** begin Supplied data **
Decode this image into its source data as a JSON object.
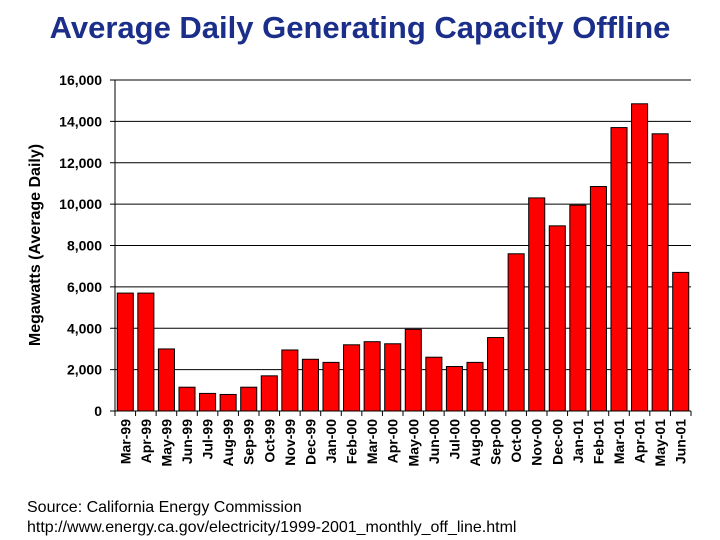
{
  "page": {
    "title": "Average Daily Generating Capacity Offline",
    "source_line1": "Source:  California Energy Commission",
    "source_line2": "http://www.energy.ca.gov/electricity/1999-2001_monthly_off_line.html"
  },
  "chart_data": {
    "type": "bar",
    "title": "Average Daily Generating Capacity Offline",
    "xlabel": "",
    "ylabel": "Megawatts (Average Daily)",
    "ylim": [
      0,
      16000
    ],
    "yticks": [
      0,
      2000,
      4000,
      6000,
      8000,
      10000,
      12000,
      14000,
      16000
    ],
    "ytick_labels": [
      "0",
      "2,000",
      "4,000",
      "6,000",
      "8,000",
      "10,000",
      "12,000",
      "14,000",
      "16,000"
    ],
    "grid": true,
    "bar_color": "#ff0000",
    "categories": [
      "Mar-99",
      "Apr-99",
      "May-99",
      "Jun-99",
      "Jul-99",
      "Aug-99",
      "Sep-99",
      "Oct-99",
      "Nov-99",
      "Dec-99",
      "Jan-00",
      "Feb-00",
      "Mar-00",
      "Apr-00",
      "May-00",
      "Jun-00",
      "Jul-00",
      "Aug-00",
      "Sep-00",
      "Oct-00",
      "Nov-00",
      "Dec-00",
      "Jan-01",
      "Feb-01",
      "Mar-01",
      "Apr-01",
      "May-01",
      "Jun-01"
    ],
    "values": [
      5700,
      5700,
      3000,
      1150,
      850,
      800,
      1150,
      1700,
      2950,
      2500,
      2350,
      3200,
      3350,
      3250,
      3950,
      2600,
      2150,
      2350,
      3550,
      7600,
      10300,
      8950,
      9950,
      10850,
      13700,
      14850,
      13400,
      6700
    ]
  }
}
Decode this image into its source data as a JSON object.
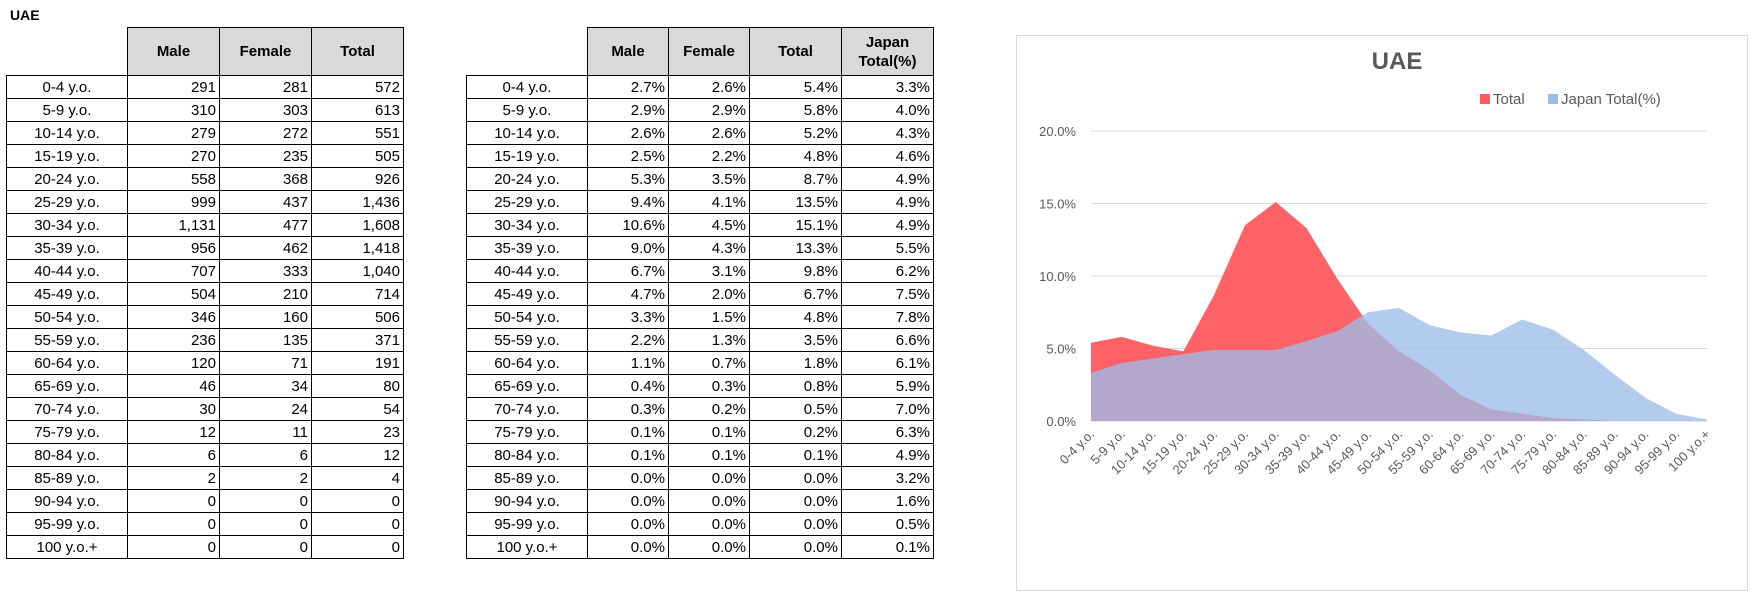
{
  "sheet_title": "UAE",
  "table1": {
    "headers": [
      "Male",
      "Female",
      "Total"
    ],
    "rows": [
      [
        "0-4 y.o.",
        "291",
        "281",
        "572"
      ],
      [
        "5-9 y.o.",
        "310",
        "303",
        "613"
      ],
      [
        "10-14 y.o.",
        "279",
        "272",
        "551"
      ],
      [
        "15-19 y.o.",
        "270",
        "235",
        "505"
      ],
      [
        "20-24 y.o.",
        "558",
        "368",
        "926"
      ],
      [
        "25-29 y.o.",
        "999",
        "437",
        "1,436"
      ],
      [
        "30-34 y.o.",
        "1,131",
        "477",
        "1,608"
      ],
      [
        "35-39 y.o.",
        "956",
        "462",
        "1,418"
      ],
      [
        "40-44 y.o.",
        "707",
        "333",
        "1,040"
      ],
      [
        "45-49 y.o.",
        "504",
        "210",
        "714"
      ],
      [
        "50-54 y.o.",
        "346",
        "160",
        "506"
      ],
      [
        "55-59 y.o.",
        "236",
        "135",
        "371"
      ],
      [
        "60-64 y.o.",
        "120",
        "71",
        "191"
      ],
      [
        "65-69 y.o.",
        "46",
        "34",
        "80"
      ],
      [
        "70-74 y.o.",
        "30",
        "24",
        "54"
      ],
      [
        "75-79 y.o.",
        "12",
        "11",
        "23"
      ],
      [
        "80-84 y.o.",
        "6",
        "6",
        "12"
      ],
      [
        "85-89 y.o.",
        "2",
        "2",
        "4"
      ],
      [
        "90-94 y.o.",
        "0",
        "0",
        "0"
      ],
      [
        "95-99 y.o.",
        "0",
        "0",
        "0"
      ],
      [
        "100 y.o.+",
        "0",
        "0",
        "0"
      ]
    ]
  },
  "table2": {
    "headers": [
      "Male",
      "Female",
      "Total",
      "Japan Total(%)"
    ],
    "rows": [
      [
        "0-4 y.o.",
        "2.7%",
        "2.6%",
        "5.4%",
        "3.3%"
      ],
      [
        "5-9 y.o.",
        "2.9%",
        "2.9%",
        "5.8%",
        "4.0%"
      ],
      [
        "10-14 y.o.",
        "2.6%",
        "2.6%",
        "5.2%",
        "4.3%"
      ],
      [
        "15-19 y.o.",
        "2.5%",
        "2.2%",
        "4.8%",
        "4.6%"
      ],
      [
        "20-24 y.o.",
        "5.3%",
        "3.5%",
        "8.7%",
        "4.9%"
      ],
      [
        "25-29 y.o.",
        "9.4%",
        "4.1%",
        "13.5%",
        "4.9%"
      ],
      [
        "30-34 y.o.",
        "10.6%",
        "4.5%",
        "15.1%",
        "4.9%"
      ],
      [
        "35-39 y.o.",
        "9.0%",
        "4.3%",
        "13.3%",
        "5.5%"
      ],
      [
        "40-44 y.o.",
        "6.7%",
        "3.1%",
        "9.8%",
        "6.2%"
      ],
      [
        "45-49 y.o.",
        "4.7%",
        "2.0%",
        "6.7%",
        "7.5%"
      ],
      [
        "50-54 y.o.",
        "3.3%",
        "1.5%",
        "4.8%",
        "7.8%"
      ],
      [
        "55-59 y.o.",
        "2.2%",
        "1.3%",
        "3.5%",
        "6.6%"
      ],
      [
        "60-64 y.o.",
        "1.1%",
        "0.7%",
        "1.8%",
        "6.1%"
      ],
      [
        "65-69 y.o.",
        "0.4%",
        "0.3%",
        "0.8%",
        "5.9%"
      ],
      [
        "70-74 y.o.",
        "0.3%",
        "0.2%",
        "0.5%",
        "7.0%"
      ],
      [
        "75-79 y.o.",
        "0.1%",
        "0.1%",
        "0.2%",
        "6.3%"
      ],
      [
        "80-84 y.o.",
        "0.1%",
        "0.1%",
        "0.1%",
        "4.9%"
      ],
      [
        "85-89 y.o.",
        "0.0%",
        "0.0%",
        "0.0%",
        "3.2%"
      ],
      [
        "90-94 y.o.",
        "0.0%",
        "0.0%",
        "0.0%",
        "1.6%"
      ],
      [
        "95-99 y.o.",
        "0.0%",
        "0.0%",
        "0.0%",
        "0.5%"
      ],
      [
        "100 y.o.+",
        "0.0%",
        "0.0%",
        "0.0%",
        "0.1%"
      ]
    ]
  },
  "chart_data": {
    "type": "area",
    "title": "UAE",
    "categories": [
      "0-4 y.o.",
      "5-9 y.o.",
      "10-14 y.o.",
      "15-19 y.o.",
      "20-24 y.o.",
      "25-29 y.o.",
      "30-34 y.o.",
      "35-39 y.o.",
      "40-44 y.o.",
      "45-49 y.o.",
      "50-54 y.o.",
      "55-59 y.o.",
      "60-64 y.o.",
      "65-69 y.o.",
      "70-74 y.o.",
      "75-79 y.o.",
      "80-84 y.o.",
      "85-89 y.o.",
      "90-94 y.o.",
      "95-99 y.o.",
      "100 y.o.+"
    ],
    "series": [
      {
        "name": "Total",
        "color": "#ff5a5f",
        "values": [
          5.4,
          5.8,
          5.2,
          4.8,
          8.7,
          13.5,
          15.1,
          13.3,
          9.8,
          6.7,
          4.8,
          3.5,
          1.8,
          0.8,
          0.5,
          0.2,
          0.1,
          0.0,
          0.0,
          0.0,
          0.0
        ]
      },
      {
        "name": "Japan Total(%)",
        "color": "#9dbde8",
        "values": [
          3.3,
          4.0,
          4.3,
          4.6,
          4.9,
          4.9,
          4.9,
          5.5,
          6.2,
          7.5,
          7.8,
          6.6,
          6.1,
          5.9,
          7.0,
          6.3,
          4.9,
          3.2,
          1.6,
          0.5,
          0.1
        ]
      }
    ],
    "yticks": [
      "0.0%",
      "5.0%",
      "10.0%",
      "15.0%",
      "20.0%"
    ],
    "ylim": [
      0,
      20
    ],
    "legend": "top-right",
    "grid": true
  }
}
** end Supplied data **
** begin Supplied data **
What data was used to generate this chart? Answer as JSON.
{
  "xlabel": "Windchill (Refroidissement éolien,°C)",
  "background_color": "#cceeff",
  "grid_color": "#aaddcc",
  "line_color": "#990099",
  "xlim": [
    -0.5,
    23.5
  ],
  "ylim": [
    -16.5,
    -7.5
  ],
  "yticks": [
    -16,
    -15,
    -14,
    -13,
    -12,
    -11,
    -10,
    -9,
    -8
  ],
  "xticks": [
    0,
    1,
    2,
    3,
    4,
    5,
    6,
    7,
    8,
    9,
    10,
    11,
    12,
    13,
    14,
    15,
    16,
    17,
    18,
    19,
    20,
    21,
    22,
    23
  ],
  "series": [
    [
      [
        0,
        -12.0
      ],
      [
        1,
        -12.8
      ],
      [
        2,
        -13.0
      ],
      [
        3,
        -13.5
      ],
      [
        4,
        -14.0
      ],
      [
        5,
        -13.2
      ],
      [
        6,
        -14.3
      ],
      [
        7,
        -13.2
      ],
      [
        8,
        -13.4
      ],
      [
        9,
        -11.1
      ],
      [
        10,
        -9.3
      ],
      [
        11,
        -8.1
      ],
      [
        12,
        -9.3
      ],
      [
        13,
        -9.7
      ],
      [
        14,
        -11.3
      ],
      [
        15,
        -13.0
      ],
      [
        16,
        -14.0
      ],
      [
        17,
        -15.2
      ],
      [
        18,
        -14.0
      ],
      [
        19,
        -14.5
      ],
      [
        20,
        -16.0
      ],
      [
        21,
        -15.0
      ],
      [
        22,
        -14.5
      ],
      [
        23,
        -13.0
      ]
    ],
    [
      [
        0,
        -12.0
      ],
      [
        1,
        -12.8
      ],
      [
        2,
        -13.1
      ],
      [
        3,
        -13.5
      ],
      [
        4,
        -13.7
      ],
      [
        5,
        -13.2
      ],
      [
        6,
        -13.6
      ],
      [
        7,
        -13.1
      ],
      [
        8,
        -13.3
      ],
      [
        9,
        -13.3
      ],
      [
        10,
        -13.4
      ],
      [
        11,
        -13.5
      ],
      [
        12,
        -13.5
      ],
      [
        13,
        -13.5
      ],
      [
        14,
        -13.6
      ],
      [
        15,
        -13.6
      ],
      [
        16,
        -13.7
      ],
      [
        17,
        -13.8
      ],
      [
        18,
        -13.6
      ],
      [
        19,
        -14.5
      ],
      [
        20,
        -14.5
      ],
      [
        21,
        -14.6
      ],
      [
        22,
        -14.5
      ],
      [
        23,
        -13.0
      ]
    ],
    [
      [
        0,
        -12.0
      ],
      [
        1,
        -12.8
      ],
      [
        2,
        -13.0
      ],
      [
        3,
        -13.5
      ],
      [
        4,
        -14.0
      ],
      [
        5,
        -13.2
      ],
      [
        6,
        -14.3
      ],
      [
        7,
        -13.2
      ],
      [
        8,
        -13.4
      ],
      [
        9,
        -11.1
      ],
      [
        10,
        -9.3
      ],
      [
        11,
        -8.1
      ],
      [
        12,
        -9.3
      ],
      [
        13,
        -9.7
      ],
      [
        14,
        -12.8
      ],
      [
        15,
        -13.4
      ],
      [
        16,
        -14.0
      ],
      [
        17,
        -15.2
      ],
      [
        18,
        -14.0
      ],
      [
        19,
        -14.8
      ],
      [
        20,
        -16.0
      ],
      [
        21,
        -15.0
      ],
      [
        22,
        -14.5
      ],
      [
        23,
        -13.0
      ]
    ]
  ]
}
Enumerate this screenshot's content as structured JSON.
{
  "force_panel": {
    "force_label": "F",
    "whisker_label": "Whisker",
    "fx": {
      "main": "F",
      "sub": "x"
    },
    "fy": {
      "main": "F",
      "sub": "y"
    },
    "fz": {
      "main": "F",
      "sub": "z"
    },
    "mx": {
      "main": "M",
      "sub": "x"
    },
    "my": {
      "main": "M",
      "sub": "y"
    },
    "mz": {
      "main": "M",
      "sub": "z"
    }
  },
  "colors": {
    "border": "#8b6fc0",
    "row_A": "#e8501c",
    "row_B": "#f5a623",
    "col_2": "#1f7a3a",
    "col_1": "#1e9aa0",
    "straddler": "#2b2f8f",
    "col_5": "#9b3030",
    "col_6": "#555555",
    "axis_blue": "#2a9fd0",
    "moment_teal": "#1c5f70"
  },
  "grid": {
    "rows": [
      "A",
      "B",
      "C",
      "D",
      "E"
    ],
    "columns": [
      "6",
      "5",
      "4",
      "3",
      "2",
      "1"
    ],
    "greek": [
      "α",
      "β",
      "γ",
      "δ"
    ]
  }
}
** end Supplied data **
** begin Supplied data **
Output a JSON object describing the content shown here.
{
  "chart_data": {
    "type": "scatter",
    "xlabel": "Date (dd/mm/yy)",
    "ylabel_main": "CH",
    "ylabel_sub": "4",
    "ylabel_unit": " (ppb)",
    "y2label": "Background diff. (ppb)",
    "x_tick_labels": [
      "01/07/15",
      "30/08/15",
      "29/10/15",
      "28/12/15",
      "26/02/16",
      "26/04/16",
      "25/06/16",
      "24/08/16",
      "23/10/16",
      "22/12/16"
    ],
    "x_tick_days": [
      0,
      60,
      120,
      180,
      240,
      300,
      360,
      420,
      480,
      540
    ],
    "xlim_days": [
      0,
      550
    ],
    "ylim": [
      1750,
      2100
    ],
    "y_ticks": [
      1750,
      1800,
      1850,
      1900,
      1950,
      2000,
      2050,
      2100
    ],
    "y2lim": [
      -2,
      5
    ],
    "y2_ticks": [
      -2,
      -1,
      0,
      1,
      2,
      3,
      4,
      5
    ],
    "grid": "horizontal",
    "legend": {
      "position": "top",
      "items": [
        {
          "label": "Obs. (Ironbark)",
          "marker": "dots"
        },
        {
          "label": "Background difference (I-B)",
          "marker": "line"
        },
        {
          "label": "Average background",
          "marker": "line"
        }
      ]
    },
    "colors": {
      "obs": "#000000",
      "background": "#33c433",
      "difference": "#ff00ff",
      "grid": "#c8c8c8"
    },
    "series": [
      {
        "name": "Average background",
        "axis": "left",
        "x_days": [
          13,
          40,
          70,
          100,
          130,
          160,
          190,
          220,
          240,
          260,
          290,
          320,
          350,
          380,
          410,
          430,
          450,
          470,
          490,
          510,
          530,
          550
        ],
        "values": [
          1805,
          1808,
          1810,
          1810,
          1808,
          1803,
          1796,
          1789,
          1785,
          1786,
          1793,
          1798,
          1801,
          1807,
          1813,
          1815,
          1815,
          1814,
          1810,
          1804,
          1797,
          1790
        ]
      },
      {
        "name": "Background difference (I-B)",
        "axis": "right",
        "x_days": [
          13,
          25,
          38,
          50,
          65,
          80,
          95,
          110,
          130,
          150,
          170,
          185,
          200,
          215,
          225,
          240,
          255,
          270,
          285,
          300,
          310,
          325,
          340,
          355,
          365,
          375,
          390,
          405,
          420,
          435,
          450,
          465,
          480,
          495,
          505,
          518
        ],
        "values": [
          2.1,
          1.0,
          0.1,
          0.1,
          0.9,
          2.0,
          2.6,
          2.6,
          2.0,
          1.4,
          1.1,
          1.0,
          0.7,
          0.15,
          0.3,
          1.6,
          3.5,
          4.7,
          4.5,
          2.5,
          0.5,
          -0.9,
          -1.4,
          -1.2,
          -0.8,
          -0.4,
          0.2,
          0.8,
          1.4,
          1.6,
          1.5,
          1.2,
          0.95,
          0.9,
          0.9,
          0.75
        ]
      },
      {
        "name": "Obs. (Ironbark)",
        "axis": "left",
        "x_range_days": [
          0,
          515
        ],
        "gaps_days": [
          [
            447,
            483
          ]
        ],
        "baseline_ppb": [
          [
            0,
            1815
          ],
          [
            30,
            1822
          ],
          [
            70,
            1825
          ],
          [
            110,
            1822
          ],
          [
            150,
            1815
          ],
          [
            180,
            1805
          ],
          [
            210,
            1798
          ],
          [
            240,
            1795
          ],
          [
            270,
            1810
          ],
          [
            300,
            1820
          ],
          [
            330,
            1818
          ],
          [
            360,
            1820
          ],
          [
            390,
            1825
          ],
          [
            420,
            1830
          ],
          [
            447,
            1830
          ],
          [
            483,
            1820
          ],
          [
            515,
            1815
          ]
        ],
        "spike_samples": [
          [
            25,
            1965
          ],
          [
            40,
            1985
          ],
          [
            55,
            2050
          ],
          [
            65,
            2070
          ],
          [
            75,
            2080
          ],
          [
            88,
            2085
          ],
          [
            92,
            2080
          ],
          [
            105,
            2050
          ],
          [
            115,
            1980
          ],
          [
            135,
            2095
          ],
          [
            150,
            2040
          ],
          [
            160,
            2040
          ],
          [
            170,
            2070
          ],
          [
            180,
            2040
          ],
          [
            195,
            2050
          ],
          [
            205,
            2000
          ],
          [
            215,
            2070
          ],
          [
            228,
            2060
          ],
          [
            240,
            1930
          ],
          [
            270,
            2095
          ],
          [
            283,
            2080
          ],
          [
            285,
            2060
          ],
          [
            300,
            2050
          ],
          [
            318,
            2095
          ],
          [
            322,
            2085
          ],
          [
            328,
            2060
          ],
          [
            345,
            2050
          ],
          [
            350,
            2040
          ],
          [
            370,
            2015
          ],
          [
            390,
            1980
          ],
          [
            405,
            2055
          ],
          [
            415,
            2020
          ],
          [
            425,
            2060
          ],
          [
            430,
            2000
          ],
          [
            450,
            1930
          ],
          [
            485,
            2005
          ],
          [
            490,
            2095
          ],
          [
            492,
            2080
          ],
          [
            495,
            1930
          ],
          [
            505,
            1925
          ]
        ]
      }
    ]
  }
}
** end Supplied data **
From the records above, pull out each line that has "Total".

Answer for the task:
      "Total"
      "Total",
      "Japan Total(%)"
        "name": "Total",
        "name": "Japan Total(%)",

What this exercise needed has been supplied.